-- BEGIN --

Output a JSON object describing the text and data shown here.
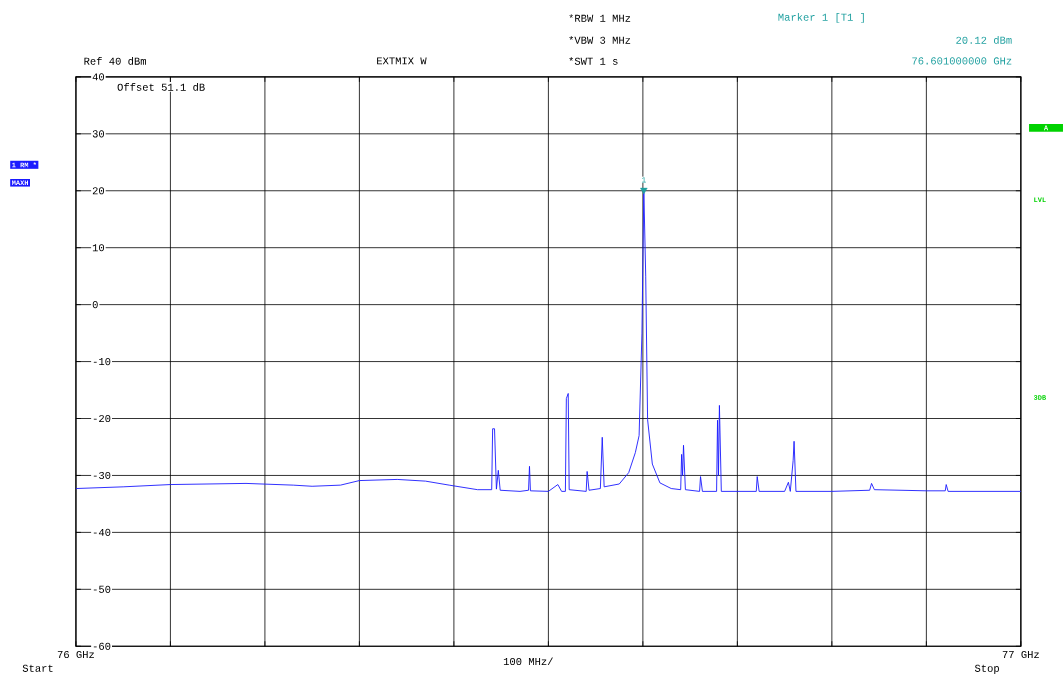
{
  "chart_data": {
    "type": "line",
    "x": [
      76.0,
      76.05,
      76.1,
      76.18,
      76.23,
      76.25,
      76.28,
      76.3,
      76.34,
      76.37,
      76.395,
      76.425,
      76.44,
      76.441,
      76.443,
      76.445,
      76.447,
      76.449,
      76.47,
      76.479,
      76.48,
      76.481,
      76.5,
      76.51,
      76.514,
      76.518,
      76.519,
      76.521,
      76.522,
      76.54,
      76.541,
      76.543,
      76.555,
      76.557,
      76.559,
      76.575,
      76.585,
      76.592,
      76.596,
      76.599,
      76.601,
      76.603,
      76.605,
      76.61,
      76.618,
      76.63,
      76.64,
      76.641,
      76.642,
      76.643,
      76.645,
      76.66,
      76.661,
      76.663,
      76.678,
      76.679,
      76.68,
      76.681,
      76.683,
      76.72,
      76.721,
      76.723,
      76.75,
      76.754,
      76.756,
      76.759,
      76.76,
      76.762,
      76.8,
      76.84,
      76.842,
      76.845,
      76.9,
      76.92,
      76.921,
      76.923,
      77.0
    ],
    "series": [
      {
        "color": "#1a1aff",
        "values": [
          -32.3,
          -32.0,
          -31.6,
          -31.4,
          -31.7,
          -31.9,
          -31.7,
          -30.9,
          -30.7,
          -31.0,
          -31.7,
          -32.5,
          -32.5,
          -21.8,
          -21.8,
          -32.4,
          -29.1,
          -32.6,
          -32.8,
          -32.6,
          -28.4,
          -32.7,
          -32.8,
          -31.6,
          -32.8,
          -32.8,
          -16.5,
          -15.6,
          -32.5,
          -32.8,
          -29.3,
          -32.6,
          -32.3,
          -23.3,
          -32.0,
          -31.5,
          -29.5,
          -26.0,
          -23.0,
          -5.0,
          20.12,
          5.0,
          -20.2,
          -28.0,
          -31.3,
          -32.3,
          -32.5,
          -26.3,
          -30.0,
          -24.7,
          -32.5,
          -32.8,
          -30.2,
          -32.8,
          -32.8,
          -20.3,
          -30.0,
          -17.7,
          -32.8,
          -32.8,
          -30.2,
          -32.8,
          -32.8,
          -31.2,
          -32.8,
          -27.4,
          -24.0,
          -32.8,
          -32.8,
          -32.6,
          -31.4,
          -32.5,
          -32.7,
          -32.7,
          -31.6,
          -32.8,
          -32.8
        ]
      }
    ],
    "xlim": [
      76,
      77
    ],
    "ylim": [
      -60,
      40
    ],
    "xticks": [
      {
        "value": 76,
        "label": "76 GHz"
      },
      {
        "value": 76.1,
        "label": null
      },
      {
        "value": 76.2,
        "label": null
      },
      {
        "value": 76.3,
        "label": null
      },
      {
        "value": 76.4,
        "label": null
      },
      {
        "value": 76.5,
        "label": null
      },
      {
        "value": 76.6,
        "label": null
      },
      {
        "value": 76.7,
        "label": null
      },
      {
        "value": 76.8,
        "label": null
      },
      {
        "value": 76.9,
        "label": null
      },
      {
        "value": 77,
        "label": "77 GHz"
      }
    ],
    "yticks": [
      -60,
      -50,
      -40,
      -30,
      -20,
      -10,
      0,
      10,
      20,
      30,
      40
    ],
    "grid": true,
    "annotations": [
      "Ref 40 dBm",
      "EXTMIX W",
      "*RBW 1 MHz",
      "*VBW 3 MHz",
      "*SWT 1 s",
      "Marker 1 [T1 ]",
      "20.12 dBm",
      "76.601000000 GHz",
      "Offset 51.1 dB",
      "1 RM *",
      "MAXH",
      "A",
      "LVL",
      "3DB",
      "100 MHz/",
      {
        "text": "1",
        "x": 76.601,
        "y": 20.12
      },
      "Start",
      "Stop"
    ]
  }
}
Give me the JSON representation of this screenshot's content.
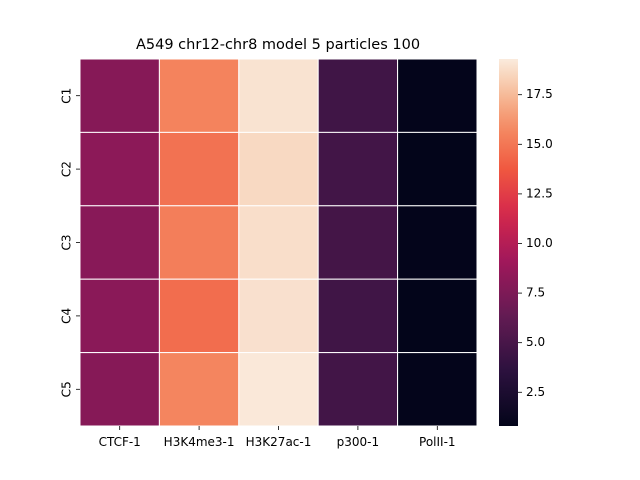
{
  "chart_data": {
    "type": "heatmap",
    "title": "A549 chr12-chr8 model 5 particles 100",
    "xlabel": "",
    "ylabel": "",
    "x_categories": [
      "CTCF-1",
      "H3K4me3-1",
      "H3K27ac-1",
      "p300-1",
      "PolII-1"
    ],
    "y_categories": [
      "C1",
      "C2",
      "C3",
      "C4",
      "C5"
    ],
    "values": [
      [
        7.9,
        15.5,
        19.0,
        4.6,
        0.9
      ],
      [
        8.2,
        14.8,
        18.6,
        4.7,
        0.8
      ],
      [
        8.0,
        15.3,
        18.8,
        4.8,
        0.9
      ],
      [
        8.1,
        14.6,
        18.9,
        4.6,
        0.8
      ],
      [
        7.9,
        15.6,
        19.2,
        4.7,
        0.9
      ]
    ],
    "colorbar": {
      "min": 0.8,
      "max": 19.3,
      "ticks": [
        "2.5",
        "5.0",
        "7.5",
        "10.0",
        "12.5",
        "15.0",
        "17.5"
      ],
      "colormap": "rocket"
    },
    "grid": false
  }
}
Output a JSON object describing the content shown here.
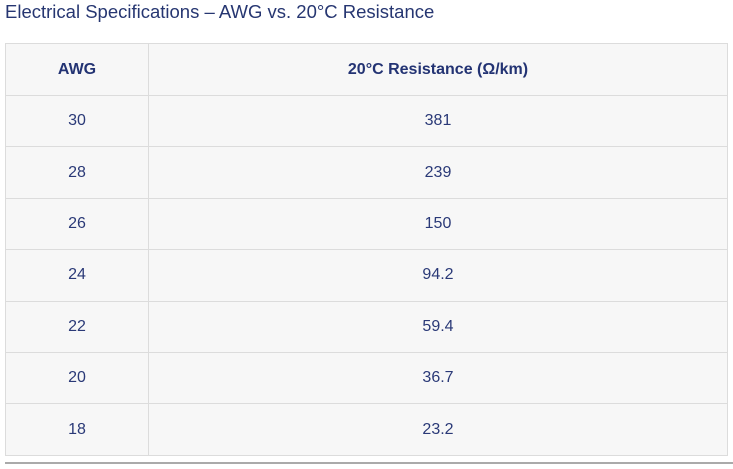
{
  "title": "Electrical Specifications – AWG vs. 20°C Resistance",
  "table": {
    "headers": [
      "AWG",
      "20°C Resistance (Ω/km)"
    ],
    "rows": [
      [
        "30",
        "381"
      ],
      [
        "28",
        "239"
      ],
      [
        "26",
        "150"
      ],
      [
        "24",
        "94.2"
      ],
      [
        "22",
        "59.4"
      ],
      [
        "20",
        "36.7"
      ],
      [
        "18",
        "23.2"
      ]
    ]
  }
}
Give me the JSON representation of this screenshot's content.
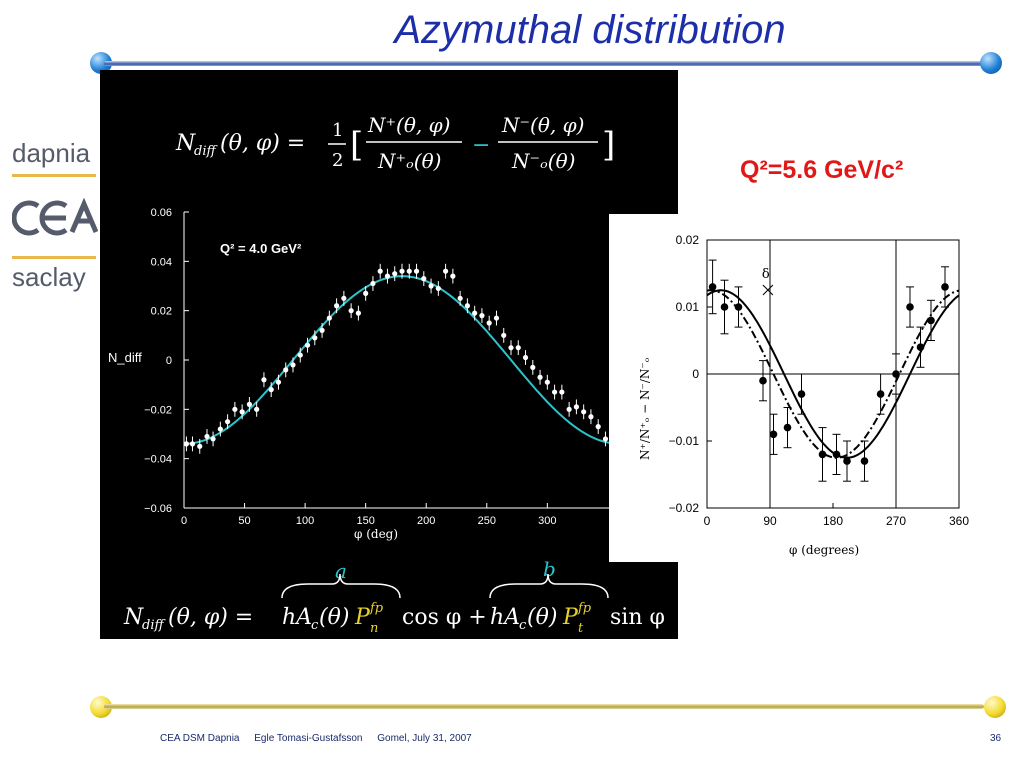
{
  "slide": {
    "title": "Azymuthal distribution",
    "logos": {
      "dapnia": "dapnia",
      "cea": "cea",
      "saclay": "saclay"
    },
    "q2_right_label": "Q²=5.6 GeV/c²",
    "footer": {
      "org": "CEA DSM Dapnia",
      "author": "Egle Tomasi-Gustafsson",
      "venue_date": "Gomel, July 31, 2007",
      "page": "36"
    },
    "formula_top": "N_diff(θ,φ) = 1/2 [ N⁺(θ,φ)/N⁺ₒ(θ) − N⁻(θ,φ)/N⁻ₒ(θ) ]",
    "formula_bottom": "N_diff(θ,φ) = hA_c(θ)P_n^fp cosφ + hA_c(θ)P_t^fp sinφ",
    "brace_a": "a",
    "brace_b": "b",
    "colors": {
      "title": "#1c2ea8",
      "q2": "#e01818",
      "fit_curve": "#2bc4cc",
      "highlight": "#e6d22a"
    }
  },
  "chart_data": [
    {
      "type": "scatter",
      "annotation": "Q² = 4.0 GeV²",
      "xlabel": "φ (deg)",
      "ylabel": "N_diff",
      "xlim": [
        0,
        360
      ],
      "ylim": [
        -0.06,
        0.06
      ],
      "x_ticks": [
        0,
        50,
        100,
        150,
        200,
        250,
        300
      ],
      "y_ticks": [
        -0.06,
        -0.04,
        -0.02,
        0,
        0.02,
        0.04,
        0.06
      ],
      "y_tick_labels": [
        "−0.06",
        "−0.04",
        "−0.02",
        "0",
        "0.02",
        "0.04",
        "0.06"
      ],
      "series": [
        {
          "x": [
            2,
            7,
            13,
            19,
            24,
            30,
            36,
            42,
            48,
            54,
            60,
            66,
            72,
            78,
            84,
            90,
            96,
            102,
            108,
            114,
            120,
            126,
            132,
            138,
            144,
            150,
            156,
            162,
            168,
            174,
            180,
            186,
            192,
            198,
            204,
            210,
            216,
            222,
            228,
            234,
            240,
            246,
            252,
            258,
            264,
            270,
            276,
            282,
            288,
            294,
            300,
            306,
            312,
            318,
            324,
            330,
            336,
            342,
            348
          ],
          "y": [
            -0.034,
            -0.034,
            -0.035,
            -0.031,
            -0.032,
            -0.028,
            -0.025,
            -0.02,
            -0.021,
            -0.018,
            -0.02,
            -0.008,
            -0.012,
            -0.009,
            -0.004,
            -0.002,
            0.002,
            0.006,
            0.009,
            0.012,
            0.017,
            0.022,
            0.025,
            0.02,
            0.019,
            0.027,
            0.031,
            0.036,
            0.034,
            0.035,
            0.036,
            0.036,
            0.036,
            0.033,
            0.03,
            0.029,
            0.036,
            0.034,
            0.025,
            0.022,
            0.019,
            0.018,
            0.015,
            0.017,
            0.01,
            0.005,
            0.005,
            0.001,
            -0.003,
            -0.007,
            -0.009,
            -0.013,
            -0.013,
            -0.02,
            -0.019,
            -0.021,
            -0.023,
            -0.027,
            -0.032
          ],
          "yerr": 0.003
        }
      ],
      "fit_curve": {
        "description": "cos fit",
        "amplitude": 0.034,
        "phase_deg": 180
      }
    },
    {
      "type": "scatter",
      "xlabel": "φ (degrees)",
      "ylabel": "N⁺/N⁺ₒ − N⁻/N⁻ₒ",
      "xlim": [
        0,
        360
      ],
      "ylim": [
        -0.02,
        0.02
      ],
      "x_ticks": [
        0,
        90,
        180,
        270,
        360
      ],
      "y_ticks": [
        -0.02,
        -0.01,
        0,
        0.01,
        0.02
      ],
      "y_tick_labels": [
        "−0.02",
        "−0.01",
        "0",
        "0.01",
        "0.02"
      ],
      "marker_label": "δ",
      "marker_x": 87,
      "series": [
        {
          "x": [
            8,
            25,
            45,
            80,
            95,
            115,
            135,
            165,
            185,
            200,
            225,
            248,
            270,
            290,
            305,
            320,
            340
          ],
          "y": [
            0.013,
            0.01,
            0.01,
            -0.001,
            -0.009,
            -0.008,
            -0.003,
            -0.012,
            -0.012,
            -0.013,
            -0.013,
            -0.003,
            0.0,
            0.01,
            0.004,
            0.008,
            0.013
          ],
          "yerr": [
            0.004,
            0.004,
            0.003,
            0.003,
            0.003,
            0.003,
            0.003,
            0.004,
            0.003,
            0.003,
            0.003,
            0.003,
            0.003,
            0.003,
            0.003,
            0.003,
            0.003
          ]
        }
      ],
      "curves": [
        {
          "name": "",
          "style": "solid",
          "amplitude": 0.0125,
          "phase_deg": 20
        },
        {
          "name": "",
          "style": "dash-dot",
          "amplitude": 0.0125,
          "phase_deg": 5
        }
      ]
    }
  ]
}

-- END --

(Problem requirements): From the entries above, copy out every line where the string "Resistance" appears.

(Correct answer):
  "title": "Electrical Specifications – AWG vs. 20°C Resistance",
      "20°C Resistance (Ω/km)"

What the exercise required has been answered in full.